— Start —
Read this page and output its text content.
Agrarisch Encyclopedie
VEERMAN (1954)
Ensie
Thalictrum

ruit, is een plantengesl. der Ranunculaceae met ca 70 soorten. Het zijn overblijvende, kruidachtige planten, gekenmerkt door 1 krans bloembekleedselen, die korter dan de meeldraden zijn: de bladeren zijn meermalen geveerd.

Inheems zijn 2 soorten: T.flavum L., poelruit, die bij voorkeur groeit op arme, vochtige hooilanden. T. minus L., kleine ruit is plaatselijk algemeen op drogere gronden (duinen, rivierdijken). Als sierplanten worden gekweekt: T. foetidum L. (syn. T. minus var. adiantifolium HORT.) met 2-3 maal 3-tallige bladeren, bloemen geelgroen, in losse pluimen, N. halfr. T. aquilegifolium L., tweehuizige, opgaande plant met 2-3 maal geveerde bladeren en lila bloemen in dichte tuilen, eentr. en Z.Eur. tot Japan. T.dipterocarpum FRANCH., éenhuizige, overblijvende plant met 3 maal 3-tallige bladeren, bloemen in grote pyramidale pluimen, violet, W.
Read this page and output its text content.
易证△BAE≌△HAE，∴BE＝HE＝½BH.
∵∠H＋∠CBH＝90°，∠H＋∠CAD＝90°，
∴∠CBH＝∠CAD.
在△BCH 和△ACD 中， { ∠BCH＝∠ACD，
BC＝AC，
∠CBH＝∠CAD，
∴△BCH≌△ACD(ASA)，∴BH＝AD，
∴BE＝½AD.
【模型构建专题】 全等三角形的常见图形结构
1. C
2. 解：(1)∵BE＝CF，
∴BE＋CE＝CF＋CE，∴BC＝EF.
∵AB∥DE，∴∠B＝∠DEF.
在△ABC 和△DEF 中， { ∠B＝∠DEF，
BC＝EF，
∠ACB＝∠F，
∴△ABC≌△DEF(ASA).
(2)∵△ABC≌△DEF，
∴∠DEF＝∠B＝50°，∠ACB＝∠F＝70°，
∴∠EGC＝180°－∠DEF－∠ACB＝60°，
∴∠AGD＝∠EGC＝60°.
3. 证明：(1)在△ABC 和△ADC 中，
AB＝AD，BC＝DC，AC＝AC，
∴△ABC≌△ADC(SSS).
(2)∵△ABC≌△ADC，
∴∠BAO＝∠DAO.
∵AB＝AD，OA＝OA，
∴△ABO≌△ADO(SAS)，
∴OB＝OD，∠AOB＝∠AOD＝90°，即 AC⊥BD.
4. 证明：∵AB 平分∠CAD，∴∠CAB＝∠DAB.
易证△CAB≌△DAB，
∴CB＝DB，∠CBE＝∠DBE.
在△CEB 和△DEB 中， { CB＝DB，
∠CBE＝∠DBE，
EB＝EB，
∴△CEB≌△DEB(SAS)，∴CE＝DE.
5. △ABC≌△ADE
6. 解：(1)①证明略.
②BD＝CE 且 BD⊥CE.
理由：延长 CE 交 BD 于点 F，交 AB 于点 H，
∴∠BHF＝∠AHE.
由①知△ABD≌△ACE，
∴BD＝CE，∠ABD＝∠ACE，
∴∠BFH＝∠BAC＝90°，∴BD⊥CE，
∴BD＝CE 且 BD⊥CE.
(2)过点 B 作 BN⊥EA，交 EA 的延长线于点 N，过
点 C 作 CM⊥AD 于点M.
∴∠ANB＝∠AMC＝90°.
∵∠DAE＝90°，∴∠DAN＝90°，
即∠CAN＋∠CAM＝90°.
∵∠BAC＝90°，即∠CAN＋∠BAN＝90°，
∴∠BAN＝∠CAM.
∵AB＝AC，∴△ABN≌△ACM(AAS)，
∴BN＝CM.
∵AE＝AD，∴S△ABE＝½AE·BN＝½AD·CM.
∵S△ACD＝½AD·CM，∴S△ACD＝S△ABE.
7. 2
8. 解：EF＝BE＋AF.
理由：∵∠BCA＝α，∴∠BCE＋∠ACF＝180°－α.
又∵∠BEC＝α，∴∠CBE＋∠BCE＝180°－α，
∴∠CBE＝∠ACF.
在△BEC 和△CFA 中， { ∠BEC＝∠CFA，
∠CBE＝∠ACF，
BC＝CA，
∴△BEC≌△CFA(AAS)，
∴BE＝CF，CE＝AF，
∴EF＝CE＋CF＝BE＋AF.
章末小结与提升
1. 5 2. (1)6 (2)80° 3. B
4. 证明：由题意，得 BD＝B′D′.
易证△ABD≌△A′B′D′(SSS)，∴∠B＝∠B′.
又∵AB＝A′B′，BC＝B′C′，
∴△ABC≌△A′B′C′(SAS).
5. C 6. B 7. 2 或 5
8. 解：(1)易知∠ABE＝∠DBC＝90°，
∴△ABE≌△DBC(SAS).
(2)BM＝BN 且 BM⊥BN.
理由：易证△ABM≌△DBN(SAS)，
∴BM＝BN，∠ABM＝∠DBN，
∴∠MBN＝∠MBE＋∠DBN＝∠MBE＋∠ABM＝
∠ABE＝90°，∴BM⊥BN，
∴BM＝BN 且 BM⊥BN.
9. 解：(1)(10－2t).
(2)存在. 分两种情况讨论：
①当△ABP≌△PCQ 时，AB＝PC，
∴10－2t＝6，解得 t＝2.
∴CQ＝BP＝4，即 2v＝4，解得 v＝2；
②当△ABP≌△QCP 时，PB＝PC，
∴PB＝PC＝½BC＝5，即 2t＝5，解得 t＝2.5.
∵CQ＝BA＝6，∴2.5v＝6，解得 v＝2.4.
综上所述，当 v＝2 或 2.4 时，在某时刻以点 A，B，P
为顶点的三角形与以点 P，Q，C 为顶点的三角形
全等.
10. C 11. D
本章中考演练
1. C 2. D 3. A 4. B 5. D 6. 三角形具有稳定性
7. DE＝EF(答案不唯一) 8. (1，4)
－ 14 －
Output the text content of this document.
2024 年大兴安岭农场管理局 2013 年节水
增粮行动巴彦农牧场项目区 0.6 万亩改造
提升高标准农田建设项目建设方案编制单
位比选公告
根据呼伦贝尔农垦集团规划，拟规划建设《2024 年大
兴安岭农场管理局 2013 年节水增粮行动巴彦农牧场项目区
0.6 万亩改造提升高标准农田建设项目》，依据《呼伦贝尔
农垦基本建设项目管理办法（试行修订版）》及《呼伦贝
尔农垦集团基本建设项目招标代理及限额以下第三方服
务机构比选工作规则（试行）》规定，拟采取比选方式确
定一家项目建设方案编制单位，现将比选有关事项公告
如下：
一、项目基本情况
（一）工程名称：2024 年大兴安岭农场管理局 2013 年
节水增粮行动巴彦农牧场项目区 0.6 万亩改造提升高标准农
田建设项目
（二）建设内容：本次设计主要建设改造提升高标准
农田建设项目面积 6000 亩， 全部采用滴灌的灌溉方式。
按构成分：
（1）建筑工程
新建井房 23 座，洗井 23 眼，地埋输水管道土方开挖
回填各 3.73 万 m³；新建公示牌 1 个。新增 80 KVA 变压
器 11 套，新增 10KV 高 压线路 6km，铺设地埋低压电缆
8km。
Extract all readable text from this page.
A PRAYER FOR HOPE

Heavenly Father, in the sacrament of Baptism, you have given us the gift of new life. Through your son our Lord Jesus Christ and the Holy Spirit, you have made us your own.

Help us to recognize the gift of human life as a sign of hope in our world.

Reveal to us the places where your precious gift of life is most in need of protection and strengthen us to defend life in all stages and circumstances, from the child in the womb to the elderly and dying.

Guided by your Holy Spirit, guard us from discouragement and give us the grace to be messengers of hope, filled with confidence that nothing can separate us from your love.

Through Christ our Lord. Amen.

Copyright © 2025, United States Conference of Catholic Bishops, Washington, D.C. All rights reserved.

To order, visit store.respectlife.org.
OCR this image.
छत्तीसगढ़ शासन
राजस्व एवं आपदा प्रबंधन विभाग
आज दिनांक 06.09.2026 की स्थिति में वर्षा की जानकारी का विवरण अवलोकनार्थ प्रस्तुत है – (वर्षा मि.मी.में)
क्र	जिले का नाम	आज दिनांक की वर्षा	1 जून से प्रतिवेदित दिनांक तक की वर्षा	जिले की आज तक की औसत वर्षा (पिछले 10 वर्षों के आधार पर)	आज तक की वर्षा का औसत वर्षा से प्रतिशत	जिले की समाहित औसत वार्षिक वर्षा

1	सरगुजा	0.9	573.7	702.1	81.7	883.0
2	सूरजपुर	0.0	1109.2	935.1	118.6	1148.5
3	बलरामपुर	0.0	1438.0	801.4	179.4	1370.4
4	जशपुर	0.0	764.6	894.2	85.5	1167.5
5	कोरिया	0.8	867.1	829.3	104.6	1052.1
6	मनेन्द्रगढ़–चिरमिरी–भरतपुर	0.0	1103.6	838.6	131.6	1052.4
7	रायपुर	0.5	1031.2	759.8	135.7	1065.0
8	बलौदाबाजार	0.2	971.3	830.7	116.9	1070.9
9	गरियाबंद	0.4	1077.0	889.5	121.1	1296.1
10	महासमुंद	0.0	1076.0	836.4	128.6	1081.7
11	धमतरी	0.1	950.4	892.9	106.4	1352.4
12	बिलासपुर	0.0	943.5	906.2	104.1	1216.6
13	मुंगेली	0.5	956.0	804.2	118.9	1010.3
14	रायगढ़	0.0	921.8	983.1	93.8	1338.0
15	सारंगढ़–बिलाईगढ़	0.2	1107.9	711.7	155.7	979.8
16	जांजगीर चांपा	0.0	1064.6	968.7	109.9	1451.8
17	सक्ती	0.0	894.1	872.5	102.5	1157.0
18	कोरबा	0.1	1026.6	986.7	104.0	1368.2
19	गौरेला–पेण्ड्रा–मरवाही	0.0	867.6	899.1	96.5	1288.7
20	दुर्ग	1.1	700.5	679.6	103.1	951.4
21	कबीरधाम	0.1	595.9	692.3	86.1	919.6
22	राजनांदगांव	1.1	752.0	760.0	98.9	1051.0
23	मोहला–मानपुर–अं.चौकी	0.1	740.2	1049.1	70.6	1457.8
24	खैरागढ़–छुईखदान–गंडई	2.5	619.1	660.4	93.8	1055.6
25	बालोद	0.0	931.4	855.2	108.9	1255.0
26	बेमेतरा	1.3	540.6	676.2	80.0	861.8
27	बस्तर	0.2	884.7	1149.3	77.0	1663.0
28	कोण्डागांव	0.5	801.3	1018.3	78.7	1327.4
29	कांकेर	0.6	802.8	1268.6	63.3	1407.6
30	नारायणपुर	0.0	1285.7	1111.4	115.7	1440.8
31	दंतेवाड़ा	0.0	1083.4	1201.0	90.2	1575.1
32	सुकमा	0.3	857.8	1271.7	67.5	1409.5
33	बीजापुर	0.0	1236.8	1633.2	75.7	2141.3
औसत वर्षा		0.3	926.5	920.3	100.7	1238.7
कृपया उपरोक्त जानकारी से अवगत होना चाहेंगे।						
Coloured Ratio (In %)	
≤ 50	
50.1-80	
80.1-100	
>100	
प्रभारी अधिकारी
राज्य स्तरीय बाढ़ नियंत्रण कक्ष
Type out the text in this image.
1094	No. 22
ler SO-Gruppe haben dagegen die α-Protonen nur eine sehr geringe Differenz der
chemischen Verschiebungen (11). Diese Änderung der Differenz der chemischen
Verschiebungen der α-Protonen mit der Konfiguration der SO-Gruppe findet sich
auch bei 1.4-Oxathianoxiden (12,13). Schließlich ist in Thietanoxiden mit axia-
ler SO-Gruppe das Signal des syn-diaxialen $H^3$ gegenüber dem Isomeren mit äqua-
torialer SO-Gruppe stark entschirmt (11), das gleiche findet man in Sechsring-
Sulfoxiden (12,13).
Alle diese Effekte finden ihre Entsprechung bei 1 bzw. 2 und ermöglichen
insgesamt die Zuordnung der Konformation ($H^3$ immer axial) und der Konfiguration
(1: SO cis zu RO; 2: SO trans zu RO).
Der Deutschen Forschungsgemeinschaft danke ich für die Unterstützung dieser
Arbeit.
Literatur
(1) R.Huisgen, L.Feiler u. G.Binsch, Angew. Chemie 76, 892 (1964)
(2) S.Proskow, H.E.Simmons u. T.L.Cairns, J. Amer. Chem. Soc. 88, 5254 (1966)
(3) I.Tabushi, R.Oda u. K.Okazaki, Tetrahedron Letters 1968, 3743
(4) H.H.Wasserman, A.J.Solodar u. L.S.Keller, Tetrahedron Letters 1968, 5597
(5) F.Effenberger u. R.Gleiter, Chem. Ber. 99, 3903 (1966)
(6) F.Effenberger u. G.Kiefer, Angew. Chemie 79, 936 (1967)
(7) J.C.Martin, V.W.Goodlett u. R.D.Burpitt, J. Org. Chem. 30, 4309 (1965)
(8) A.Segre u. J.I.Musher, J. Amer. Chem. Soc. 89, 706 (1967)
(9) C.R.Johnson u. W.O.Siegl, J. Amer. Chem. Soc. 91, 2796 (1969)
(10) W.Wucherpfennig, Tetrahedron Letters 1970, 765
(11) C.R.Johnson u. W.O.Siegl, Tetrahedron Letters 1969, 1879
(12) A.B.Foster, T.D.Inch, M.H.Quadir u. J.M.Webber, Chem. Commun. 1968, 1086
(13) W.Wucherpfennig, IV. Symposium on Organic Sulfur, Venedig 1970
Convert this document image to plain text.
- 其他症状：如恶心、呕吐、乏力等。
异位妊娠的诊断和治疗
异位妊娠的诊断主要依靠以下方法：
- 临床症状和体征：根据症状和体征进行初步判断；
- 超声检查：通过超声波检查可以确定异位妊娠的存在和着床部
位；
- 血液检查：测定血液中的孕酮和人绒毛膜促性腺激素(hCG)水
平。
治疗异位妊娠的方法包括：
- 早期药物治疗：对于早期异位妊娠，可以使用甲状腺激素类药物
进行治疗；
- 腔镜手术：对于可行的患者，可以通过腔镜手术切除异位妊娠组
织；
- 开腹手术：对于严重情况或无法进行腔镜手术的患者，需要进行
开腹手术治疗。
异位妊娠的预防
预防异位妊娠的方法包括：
— End —
Extract the closing run of lines, starting with the one containing "Convert this document image to plain text." and ending at the last, exactly as written.

Exercise response -
Convert this document image to plain text.
- 其他症状：如恶心、呕吐、乏力等。
异位妊娠的诊断和治疗
异位妊娠的诊断主要依靠以下方法：
- 临床症状和体征：根据症状和体征进行初步判断；
- 超声检查：通过超声波检查可以确定异位妊娠的存在和着床部
位；
- 血液检查：测定血液中的孕酮和人绒毛膜促性腺激素(hCG)水
平。
治疗异位妊娠的方法包括：
- 早期药物治疗：对于早期异位妊娠，可以使用甲状腺激素类药物
进行治疗；
- 腔镜手术：对于可行的患者，可以通过腔镜手术切除异位妊娠组
织；
- 开腹手术：对于严重情况或无法进行腔镜手术的患者，需要进行
开腹手术治疗。
异位妊娠的预防
预防异位妊娠的方法包括：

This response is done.